> [Exercise brief]
Examine the entries below, count the lines holding the string "totais", and respond with the number only.

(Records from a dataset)
++++++++++++++++++++
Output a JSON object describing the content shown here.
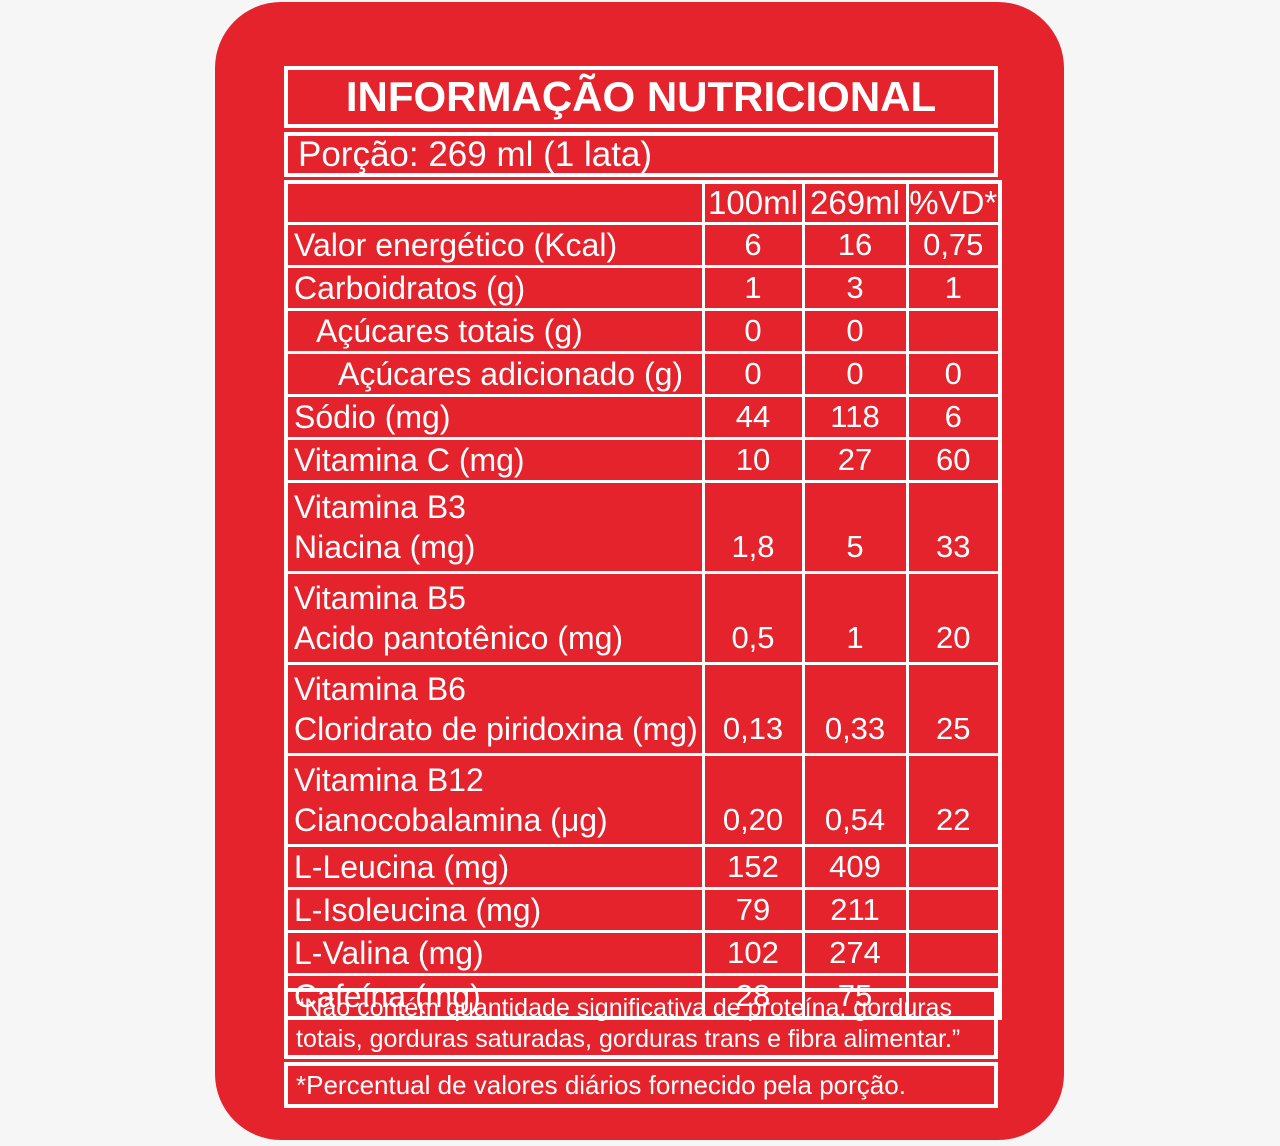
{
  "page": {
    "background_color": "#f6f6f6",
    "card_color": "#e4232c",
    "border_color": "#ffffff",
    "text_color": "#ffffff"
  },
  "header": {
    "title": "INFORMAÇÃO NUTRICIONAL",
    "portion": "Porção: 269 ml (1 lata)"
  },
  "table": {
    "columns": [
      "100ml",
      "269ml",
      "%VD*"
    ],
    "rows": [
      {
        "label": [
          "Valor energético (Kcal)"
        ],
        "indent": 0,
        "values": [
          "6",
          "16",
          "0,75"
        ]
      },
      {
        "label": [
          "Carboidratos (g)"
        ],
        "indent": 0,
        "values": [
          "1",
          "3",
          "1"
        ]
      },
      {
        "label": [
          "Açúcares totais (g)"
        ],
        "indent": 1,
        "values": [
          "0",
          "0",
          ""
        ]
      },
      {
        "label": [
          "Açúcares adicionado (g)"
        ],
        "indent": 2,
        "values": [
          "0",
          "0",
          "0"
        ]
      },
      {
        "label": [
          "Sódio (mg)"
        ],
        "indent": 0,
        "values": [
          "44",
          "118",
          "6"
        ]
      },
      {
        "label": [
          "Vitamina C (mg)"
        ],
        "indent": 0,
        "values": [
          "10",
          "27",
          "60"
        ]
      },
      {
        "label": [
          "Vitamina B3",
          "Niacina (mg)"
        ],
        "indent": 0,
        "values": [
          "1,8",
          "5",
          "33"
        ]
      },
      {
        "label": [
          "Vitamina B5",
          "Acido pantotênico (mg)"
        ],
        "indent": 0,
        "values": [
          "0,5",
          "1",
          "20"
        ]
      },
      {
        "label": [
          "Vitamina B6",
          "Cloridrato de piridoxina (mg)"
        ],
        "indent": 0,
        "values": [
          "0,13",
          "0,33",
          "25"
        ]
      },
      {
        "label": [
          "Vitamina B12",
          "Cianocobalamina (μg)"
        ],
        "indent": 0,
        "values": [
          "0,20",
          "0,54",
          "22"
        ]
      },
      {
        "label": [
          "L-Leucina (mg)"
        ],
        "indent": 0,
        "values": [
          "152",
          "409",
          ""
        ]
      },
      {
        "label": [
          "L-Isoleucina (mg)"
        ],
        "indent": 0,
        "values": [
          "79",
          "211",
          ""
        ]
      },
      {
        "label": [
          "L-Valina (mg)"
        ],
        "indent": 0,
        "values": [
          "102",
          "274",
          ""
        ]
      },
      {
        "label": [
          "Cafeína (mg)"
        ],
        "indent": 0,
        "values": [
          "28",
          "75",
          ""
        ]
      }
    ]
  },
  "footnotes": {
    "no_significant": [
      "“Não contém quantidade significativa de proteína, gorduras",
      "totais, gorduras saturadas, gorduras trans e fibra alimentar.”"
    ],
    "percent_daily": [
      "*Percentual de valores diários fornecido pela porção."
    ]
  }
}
++++++++++++++++++++
> [Solved problem]
2